**Written request**
Pick out all lines in the listing holding the string "true" and copy them.

**Data entries**
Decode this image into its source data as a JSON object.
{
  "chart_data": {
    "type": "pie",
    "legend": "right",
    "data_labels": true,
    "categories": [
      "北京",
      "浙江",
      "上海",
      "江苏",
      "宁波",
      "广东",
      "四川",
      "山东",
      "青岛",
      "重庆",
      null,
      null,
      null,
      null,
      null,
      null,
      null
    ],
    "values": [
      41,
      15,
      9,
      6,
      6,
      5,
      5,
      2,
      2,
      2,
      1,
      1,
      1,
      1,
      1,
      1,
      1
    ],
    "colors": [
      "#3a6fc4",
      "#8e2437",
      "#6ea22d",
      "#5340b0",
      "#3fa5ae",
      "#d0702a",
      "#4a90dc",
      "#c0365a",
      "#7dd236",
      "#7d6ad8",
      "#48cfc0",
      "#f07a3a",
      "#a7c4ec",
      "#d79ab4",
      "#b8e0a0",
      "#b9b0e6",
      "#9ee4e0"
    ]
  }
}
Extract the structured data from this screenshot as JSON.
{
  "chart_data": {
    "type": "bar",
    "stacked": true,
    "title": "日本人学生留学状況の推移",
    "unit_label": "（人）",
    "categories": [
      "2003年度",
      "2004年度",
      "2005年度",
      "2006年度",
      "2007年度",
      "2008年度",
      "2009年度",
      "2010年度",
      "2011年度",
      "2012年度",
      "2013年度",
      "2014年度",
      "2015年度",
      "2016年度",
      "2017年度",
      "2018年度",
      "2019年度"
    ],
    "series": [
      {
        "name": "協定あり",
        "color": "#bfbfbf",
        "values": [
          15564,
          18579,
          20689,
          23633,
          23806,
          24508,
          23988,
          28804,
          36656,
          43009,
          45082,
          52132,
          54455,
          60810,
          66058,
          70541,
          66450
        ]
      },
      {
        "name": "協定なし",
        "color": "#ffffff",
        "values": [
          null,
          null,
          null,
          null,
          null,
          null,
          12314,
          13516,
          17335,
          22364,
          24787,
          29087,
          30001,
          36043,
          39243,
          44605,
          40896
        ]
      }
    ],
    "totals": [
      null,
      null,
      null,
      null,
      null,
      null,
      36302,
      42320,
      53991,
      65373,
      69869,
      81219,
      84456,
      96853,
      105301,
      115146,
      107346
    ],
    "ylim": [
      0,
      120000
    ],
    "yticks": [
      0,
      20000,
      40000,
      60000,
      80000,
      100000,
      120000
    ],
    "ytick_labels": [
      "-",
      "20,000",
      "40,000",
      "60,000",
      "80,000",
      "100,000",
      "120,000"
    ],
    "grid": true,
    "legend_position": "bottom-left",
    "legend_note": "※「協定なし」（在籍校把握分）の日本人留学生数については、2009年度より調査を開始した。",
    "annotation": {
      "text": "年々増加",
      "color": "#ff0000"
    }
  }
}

**Response to this task**
    "data_labels": true,
    "stacked": true,
    "grid": true,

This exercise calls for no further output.